### READING PASSAGE ###

As a childfree employee, I guess the best I can ask for is to be afforded the same lenience that parents are. I want to have the option to come in two hours late because 9 a.m. on a Tuesday was the only time my doctor could see me, and I don’t want to be penalized for it if my coworker wasn’t penalized for showing up two hours late because there was a delayed opening at school. Or, conversely, I want parents to have to use their owed time (like vacation, sick time, and personal days, if such things exist in a particular workplace) for all of those various little forty-five minute, two hour, or full-shift spots, and if I don’t have an hour or two at a time deducted for kid-related reasons, well, then, I still get to use all of my paltry vacation time on a vacation, and maybe my coworker who’s a parent can’t, because they’ve used that time in other ways. I don’t know what the answer is, or if there’s any way to make employers realize that all employees have lives, and that extending special treatment to some employees and not to others creates conflict and resentment where none should exist.


(Author’s note: I know that these types of posts often spark some fairly heated debates, and that parenting and Mommy War posts are notorious elsewhere for getting out of hand in the comments, but I’ll ask that everyone remain respectful of one another, and keep our commenting guidelines in mind. I know that our community is better than petty squabbles and cheap shots in the comments.)

22 replies on “Childfree in the Workplace: the Forgotten Front of the Mommy Wars”

I agree with GwenBear. People need to expand their view of “family”. I am a child-free person in the workplace. I am working towards (and applying for) supervisor positions. Currently I have on my staff a man with two daughters whose wife is severely ill, and a woman whose former father-in-law is deathly ill. How do you say “no, you can’t go“to be with these loved ones? As a child-free person I think I could be the most democratic about it, for sure.
Mona Se Queda, however, had a great view point from the child’s point of view, which can make this a very hard argument. How, exactly, do you enforce the argument that equal time is needed for all employees when you hear from the children of some of those employees? ANSWER: you have to make the non-verbal arguments just as valid. These people chose to have children, just like you chose to go back to school or chose to have pets. A responsibility is a responsibility, and no responsibility is more important than the rest.
I hope that my future employees say I’m fair and balanced. I want to be just as supportive of those who lost a cat as those who have a sick child. In the mean time, I want everyone to know that they are accountable for their own time.

I’m actually de-lurking to comment on this, because this is something that I’ve just started thinking about (but will be dealing with for the rest of my life, as I don’t plan on having kids.) I don’t work in an area that requires coverage, so I don’t have any insight into that, beyond that I agree with the idea of “owed time” being used for all absences, including child-related ones, and the need some commenters have brought up for better childcare options for working parents. Because I certainly have nothing against parents, and I understand that children bring a whole different level of needs/emergencies/sicknesses etc.

But what really irks me about this issue is that children are seen as a “real” excuse and a “real” family, but somehow my parents/brothers/dog (that I don’t yet have, but will someday!) are not a legitimate family. My parents and brothers mean the WORLD to me, and it really bugs me that if I were to ask for time off to go to something important to them, it would be treated with less respect than if I were asking time off to go see my child in a school play or soccer game. Family is so much broader than just children/nuclear family.

### MATERIAL ###

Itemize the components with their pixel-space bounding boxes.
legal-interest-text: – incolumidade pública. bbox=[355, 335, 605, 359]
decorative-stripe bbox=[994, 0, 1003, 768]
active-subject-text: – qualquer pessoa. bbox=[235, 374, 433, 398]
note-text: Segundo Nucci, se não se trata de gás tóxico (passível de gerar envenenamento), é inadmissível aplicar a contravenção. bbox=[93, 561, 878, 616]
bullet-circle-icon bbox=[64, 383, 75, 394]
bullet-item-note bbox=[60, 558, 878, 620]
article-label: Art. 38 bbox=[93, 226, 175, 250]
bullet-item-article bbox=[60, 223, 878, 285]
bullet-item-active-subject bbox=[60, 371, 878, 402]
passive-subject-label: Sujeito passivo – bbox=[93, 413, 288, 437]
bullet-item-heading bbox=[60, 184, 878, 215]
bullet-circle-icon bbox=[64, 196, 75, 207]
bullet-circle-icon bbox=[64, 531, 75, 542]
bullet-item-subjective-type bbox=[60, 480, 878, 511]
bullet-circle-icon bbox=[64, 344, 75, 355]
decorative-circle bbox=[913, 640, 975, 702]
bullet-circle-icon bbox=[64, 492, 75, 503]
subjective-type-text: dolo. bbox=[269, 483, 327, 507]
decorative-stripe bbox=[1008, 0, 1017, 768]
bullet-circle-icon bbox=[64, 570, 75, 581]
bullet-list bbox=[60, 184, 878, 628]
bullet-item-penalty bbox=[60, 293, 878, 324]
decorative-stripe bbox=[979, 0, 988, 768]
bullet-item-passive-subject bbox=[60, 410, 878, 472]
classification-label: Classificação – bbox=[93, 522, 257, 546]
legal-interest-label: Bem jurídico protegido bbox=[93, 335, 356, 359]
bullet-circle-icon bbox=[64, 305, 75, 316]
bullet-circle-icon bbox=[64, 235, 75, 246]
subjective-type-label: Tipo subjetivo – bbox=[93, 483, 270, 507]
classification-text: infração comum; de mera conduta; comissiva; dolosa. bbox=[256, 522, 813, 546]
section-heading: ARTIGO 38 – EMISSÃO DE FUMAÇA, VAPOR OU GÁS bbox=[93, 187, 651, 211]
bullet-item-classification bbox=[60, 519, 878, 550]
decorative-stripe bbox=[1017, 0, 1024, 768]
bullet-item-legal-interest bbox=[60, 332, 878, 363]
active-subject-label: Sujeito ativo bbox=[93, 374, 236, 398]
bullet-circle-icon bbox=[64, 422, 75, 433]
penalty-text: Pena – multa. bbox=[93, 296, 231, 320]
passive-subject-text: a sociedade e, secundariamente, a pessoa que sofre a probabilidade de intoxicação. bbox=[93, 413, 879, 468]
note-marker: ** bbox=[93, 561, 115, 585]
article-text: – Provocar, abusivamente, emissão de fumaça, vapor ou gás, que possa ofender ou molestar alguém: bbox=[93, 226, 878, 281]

###

## EXERCISE INSTRUCTIONS
[1] Answer these questions about the post on childfree employees:
(a) According to the first paragraph, why did the coworker show up two hours late?
(b) Which person does the commenter applying for supervisor positions say they agree with?
(c) What does the de-lurking commenter say they don't plan on having?
[2] Duplicate the stretch of the listing from its first line through the line containing "bullet-item-legal-interest bbox=[60, 332, 878, 363]", including both ends.
The text and the listing have nothing to do with each other.

## SOLUTIONS TO THE PROBLEMS
[1]
(a) There was a delayed opening at school.
(b) GwenBear.
(c) Kids.

[2]
Itemize the components with their pixel-space bounding boxes.
legal-interest-text: – incolumidade pública. bbox=[355, 335, 605, 359]
decorative-stripe bbox=[994, 0, 1003, 768]
active-subject-text: – qualquer pessoa. bbox=[235, 374, 433, 398]
note-text: Segundo Nucci, se não se trata de gás tóxico (passível de gerar envenenamento), é inadmissível aplicar a contravenção. bbox=[93, 561, 878, 616]
bullet-circle-icon bbox=[64, 383, 75, 394]
bullet-item-note bbox=[60, 558, 878, 620]
article-label: Art. 38 bbox=[93, 226, 175, 250]
bullet-item-article bbox=[60, 223, 878, 285]
bullet-item-active-subject bbox=[60, 371, 878, 402]
passive-subject-label: Sujeito passivo – bbox=[93, 413, 288, 437]
bullet-item-heading bbox=[60, 184, 878, 215]
bullet-circle-icon bbox=[64, 196, 75, 207]
bullet-circle-icon bbox=[64, 531, 75, 542]
bullet-item-subjective-type bbox=[60, 480, 878, 511]
bullet-circle-icon bbox=[64, 344, 75, 355]
decorative-circle bbox=[913, 640, 975, 702]
bullet-circle-icon bbox=[64, 492, 75, 503]
subjective-type-text: dolo. bbox=[269, 483, 327, 507]
decorative-stripe bbox=[1008, 0, 1017, 768]
bullet-circle-icon bbox=[64, 570, 75, 581]
bullet-list bbox=[60, 184, 878, 628]
bullet-item-penalty bbox=[60, 293, 878, 324]
decorative-stripe bbox=[979, 0, 988, 768]
bullet-item-passive-subject bbox=[60, 410, 878, 472]
classification-label: Classificação – bbox=[93, 522, 257, 546]
legal-interest-label: Bem jurídico protegido bbox=[93, 335, 356, 359]
bullet-circle-icon bbox=[64, 305, 75, 316]
bullet-circle-icon bbox=[64, 235, 75, 246]
subjective-type-label: Tipo subjetivo – bbox=[93, 483, 270, 507]
classification-text: infração comum; de mera conduta; comissiva; dolosa. bbox=[256, 522, 813, 546]
section-heading: ARTIGO 38 – EMISSÃO DE FUMAÇA, VAPOR OU GÁS bbox=[93, 187, 651, 211]
bullet-item-classification bbox=[60, 519, 878, 550]
decorative-stripe bbox=[1017, 0, 1024, 768]
bullet-item-legal-interest bbox=[60, 332, 878, 363]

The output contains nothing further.